#### DIRECTIVE
Tell how many lines in the data below hold the string "page"; give nothing but the number.

======== DATA EXTRACT ========

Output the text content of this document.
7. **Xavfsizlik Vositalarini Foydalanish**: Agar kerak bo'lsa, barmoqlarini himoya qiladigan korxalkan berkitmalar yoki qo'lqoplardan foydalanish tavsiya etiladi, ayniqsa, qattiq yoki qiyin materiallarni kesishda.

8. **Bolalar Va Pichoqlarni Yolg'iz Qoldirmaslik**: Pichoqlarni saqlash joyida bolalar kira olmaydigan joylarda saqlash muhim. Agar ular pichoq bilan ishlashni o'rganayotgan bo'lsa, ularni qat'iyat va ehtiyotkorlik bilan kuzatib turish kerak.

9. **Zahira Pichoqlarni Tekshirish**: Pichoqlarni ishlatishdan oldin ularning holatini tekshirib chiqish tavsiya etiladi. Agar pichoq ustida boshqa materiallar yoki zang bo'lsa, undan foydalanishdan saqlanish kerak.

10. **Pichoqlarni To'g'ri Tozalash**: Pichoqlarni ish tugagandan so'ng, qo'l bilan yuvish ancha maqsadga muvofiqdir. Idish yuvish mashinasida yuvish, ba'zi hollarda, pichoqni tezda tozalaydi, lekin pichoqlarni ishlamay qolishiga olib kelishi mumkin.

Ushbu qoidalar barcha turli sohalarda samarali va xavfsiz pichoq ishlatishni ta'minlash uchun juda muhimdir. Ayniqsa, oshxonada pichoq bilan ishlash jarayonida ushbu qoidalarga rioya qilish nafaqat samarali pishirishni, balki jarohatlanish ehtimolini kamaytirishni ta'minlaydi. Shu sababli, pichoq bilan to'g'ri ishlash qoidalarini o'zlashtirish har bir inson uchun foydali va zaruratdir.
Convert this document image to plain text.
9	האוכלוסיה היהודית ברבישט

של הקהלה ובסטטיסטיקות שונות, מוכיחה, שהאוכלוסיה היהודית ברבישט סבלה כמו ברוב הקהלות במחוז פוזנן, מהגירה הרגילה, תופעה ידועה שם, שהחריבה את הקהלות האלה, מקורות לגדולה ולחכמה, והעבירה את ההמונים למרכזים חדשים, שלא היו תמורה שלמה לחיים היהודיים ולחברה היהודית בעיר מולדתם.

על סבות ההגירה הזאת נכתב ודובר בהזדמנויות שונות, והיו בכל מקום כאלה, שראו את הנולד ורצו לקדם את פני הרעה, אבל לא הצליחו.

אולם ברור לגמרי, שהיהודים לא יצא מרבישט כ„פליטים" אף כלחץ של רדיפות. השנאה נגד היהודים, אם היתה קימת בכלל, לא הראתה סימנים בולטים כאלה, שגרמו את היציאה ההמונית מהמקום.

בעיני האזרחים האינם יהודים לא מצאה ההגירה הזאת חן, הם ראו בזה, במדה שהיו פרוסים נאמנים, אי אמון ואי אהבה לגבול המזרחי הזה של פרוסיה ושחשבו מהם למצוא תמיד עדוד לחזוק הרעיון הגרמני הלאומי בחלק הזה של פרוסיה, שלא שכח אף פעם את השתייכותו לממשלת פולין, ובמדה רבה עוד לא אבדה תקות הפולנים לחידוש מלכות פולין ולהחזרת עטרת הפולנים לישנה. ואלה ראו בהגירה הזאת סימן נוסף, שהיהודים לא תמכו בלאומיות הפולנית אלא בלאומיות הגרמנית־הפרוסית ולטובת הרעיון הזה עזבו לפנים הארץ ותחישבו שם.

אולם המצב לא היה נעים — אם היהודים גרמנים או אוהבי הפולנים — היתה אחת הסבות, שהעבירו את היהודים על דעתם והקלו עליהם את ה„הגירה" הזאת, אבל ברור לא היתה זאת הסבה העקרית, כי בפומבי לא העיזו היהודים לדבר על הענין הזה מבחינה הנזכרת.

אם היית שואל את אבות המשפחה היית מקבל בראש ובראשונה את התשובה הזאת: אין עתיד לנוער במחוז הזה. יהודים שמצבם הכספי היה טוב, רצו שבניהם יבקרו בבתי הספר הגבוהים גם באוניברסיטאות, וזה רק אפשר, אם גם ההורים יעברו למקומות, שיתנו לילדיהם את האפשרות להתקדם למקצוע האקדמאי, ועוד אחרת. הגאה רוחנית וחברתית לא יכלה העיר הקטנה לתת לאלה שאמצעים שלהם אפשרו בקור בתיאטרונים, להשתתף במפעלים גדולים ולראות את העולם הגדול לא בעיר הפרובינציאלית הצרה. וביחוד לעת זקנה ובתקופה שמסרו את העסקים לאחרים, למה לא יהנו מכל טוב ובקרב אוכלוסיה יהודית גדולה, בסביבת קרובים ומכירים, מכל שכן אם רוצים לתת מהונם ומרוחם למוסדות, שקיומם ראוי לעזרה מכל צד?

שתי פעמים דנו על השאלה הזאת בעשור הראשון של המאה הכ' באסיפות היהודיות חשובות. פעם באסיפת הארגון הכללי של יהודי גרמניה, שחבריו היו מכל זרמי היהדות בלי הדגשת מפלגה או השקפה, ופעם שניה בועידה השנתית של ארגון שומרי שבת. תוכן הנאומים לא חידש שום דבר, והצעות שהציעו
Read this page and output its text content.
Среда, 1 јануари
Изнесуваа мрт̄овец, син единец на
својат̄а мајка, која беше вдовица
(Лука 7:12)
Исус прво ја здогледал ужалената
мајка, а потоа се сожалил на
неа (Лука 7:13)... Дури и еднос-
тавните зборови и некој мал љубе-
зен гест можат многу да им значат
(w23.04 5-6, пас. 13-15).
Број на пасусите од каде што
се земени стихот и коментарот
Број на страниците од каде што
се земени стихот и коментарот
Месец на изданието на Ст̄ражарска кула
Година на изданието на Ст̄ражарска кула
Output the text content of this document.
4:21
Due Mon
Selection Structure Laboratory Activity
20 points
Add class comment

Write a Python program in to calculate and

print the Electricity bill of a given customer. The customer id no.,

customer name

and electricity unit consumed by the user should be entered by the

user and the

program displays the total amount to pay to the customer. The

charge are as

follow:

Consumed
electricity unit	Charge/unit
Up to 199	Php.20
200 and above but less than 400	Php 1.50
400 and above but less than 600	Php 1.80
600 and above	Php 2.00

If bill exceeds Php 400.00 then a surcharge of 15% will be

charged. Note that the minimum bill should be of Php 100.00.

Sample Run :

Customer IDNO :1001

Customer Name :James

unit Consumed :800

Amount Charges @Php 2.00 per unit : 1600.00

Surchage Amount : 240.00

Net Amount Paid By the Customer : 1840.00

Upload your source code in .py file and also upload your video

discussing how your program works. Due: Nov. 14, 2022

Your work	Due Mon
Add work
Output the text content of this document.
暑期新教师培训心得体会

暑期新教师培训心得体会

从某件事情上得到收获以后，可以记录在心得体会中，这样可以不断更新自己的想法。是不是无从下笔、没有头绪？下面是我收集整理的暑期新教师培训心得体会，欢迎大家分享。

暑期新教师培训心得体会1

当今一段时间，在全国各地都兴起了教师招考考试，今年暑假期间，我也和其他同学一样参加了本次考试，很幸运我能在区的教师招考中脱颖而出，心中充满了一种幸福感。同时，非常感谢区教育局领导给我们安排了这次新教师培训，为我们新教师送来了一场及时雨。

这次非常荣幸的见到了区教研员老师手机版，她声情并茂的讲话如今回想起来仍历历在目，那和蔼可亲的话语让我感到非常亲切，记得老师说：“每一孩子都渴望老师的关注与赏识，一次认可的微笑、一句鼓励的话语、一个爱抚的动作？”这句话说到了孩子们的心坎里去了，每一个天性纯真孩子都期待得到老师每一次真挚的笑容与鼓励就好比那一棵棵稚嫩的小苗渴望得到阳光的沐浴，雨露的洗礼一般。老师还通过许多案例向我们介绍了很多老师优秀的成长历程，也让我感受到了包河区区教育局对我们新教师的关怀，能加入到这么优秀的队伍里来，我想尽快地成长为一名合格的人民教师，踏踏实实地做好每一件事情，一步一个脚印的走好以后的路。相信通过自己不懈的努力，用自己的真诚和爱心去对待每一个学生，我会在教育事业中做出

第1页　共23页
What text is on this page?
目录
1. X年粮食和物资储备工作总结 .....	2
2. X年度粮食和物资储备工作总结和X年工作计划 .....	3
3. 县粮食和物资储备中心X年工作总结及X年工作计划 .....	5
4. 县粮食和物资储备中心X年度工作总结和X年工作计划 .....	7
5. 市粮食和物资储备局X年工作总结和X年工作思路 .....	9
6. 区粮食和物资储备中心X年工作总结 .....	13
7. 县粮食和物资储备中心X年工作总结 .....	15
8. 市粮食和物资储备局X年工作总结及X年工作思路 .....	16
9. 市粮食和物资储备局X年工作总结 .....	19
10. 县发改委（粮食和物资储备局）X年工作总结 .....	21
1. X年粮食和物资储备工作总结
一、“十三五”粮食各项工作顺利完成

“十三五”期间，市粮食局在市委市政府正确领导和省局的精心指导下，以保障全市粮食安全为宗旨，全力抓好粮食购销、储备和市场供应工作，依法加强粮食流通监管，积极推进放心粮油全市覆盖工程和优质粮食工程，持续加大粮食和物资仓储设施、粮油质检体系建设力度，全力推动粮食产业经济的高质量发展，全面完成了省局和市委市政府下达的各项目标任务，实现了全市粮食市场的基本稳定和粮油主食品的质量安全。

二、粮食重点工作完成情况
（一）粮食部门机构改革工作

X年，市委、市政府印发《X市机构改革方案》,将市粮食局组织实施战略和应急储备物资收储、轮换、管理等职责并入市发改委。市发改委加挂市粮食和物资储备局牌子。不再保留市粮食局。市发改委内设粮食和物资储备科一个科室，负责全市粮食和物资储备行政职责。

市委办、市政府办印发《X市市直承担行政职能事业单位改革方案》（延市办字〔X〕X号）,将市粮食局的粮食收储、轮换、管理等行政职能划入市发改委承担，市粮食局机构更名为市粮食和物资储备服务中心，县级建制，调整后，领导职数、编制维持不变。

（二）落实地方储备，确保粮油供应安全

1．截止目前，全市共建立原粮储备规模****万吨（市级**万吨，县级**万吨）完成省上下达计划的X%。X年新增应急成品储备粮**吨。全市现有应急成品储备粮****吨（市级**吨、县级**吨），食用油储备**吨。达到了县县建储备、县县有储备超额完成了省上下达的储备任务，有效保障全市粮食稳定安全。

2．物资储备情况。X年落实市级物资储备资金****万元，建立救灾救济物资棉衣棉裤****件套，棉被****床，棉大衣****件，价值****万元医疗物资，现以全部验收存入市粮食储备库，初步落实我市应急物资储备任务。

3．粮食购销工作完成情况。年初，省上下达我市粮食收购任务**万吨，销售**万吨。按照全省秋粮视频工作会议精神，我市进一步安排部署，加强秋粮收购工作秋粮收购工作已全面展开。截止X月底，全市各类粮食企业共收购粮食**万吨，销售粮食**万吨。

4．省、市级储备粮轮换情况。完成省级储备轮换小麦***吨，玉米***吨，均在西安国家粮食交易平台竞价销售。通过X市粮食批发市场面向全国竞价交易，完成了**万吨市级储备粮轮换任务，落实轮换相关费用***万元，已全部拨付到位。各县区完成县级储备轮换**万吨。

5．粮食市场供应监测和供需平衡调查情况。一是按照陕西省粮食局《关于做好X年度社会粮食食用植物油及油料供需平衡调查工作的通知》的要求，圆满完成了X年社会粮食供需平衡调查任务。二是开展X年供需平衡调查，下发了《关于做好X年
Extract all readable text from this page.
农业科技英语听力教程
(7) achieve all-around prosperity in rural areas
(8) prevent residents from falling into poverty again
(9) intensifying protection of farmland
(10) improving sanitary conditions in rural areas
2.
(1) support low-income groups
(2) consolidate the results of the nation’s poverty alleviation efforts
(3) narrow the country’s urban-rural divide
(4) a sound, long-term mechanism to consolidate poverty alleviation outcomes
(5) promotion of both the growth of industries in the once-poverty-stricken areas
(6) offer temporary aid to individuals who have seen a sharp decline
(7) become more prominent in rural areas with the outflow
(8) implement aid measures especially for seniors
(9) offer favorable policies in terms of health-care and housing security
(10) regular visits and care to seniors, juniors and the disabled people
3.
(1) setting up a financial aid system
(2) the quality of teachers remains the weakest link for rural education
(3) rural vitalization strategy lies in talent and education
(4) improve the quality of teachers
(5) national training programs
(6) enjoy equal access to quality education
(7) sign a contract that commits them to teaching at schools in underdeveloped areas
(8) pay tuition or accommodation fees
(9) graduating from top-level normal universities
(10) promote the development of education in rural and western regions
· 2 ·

========

#### WRITTEN RESPONSE
3